## PAGE TEXT
....

On 30 September 2008, the citizens of the Irish republic woke up to find that the government had volunteered the state as collateral for the crushing liabilities of six private banks. The country was now liable for approximately €400 billion in leveraged loans, and was in a recession, while sitting on top of a deflating property bubble.

The real break in terms of political formations came in November 2010 when Ireland was forced into a Troika program.13 The problem was not so much that the austerity package was for the most part a Fianna Fáil/Green government economic program, as it was the fear that Ireland was losing its economic sovereignty. Support for Fianna Fáil went into meltdown. The February 2011 election saw the party lose over 70% of its seats, dropping from 71 to 20. It gave Fine Gael the highest return in terms of seats (76 in total), but this was not enough for the party to form an overall majority. It went into government with the Labour Party, which itself had received a high return of 37 seats. The government majority – 113 out of 166 – was the largest in the history of the state. The relatively high Labour Party vote (19.7%) reflected its promise to protect citizens from the excesses of austerity. It has failed to do so, but nonetheless it shows where the Irish people were in their thinking at the time. It is only after 2011, when the faith they placed in the Labour Party showed itself to be misguided, that alternative forms of protest and organization began to take off.

The 2011 national election also returned a number of Marxist TDs to the Dáil (the Irish parliament). There are seven at the moment, all of whom come from the Trotskyist tradition, and all of whom have been active in the various anti-austerity campaigns such as the 2010 marches against austerity, the anti-household charge, and the anti-Irish Water campaigns.

The first stirrings of public dissent outside the electoral arena came with the Occupy phenomenon, which started in New York and quickly spread across the Atlantic. The summer of 2011 saw a number of Occupy camps in Dublin, Cork, Galway, Limerick, and Belfast, with the WSM and its bookshop, Solidarity Books (subsequently closed), providing ballast to the protest in Cork. At the same time, in Ballyhea, a small village in Cork, a weekly march against the bank bailout was being undertaken by the ‘Ballyhea Says No’ group. The people involved had no history of activism or radical politics; it was the first clear sign that something extraordinary was taking place at a community level in Ireland. Concurrent with this was a rise in the number of workplace occupations, the most high-profile being those at Calcast (Derry), Visteon (Belfast), Waterford Crystal (Waterford), Thomas Cook (Dublin), and 4 Homes (Cork) in 2009, Vita Cortez (Cork) in 2011, and Game shop (Cork), and La Zenza (Dublin) in 2012.14

The Occupy camps petered out over the summer, and in March 2012 the last one – on Dame Street in Dublin – was forcibly shut down by the authorities. By this time, there was a growing disaffection with the new government’s continuation of the previous government’s austerity measures, and a proposed property tax was used as a rallying point against austerity by the radical left. The protests grew strong on the back of a somewhat fragile, but nonetheless genuine, national grassroots network, culminating in a national rally in Dublin in March 2012 with around 4,000 delegates. The campaign was one of non-payment of the household property tax; while initially successful, the tactic itself was circumvented by the government once they gave the tax office additional powers to take the charge from wages and/or social welfare payments. Nonetheless, there were lessons learned and networks established. A nascent radicalism was taking hold, one that was fed by the continuing austerity programme and a growing, if somewhat inarticulate, class consciousness.

....

## PROVIDED MATERIAL
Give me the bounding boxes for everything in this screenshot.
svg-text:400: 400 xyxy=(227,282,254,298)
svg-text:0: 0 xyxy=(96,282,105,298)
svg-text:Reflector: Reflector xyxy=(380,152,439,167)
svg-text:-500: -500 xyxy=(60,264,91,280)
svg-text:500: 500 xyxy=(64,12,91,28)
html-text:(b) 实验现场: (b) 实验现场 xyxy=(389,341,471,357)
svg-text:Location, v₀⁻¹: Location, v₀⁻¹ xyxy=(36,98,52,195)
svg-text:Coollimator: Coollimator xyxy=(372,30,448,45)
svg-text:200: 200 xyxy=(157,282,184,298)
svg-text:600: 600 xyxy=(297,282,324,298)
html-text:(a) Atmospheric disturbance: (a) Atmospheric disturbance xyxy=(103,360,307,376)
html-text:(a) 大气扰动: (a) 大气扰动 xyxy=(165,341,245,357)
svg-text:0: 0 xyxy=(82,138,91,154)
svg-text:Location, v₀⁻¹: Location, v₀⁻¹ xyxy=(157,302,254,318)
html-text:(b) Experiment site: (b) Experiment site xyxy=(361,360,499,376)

....

## TASKS TO CARRY OUT
1. In the text on Irish austerity politics, how many seats did Fianna Fáil hold after the February 2011 election?
2. From the text on Irish austerity politics, return the passage starting with "The 2011 national" and going on through "anti-Irish Water campaigns.".
Answer using only the text on Irish austerity politics.

## RESPONSES PER TASK
1. 20 seats, down from 71.

2.
The 2011 national election also returned a number of Marxist TDs to the Dáil (the Irish parliament). There are seven at the moment, all of whom come from the Trotskyist tradition, and all of whom have been active in the various anti-austerity campaigns such as the 2010 marches against austerity, the anti-household charge, and the anti-Irish Water campaigns.